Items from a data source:
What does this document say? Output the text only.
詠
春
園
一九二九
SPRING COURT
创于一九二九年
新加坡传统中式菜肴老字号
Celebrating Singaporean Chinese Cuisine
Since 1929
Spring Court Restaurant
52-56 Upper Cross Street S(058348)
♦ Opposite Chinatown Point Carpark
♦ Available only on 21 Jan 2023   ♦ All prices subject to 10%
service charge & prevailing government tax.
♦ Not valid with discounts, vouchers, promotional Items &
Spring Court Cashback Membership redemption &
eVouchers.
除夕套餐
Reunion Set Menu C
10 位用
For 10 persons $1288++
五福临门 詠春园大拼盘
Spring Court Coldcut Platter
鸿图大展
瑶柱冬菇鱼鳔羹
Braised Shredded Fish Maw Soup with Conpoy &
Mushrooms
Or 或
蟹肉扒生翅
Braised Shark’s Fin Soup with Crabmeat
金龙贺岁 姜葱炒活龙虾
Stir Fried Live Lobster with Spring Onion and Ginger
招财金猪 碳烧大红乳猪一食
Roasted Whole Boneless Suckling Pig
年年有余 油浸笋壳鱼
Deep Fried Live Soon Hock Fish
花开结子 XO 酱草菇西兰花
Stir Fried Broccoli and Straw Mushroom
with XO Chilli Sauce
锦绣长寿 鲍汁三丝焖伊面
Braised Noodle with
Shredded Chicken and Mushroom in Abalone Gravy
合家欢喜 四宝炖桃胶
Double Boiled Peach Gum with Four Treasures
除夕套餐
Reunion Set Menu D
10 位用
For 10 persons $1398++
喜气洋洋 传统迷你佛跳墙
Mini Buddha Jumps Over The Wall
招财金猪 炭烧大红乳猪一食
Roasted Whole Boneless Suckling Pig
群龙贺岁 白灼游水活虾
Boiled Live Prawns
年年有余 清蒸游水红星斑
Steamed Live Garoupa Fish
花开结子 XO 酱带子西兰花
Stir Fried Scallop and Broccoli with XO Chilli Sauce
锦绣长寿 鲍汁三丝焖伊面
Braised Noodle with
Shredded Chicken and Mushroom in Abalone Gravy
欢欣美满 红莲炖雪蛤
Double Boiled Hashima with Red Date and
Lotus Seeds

...

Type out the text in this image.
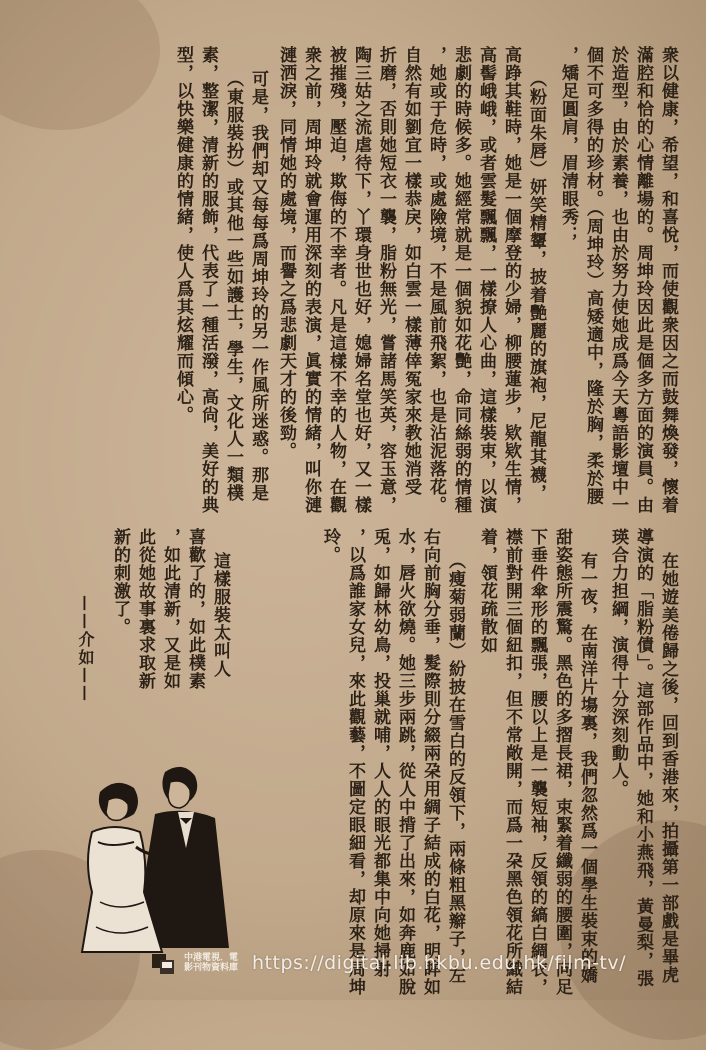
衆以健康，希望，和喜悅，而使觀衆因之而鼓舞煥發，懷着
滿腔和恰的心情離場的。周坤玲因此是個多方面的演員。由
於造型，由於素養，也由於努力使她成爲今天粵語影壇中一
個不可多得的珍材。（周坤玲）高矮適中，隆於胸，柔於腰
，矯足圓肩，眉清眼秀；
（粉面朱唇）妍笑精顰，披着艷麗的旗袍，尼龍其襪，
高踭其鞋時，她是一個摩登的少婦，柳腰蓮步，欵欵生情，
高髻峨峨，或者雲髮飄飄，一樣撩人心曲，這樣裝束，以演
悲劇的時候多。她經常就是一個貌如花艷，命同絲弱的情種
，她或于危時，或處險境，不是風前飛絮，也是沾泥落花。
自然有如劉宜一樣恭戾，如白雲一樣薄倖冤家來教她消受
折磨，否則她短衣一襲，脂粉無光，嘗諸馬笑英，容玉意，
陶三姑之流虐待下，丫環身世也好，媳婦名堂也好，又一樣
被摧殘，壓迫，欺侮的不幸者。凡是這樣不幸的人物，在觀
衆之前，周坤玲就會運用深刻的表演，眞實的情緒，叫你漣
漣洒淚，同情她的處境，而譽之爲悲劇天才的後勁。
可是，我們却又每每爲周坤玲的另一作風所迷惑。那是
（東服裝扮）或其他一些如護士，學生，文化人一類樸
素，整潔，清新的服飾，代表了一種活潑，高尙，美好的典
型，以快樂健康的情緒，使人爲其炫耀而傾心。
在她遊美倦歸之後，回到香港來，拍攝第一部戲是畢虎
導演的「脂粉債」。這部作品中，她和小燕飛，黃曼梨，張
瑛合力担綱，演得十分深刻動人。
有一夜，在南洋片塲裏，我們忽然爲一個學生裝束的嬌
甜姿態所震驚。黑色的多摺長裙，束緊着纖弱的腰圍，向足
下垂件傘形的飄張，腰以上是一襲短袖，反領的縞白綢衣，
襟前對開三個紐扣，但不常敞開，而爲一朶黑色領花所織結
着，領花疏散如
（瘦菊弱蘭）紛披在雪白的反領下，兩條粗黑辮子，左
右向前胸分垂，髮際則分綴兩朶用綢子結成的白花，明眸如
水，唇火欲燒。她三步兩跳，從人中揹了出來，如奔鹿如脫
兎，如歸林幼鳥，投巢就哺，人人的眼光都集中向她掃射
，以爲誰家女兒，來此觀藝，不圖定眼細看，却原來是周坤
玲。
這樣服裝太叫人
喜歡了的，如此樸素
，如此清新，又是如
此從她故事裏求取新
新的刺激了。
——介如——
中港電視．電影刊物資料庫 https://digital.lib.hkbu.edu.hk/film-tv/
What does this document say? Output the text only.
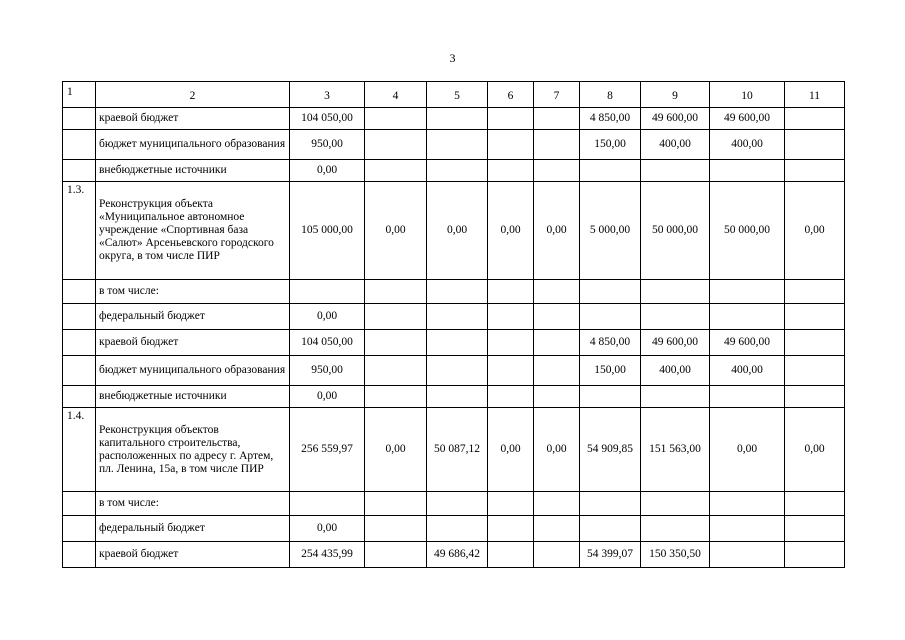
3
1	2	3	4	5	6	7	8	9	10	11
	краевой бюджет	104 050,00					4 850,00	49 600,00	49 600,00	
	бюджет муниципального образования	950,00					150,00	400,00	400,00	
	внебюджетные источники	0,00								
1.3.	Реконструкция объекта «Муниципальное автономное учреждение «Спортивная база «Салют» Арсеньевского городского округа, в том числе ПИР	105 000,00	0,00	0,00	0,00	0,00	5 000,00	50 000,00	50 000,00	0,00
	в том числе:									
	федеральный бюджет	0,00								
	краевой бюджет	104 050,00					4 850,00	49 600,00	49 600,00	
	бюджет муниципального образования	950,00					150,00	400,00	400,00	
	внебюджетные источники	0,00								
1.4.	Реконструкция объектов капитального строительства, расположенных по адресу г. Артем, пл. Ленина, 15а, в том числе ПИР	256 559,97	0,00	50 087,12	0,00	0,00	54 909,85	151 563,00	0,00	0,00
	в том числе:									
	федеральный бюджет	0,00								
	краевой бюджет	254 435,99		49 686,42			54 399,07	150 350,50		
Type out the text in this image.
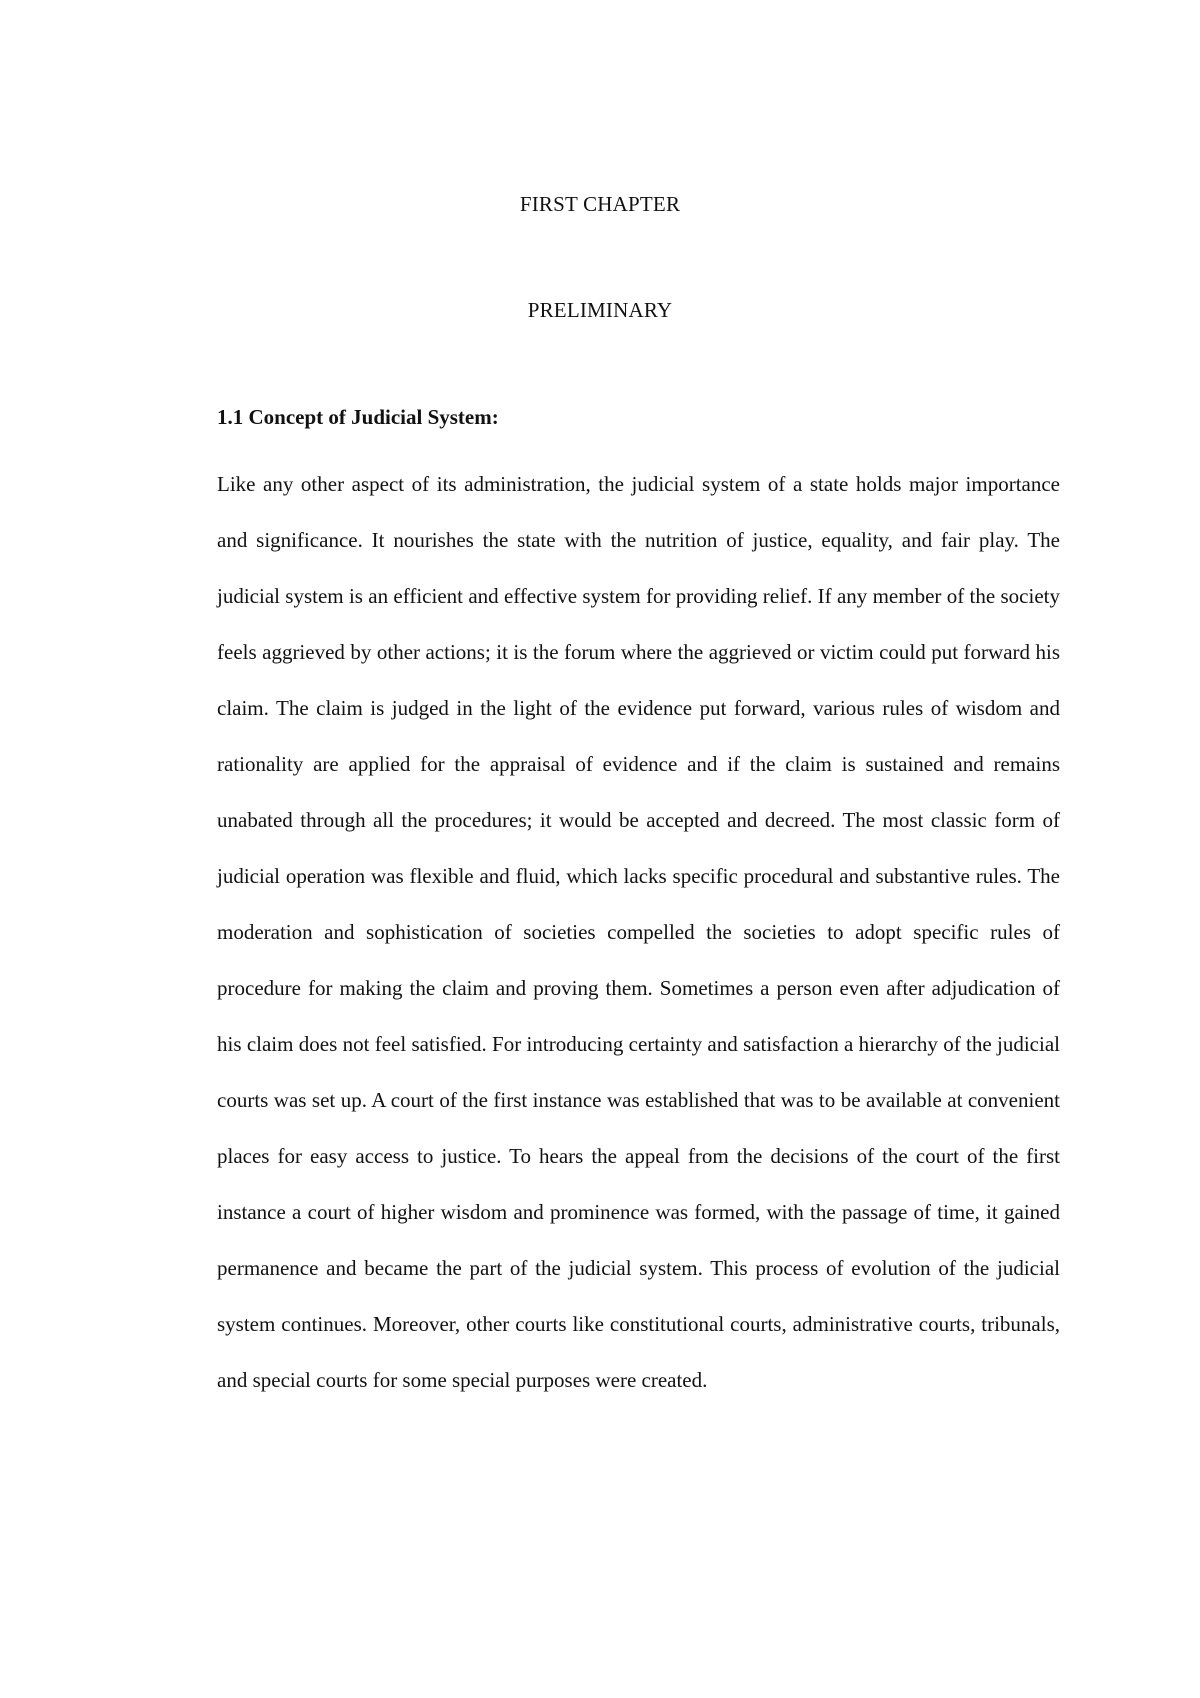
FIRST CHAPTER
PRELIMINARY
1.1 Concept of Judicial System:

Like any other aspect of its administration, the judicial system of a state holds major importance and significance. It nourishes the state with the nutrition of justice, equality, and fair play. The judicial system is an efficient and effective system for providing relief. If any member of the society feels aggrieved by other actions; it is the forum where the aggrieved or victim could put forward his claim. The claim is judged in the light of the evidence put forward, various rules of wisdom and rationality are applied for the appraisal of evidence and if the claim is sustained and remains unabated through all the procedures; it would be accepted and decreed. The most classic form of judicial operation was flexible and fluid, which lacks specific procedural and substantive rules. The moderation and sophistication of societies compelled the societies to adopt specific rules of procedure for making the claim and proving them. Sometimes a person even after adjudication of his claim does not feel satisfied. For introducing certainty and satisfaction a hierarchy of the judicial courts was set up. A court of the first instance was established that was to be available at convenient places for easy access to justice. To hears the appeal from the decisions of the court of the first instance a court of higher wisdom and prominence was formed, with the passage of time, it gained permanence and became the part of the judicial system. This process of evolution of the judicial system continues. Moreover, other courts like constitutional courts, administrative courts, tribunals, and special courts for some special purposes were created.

Objective: Search the preceding listing for "Sauce" and extract every line where it is found.

Exercise output:
with XO Chilli Sauce
Stir Fried Scallop and Broccoli with XO Chilli Sauce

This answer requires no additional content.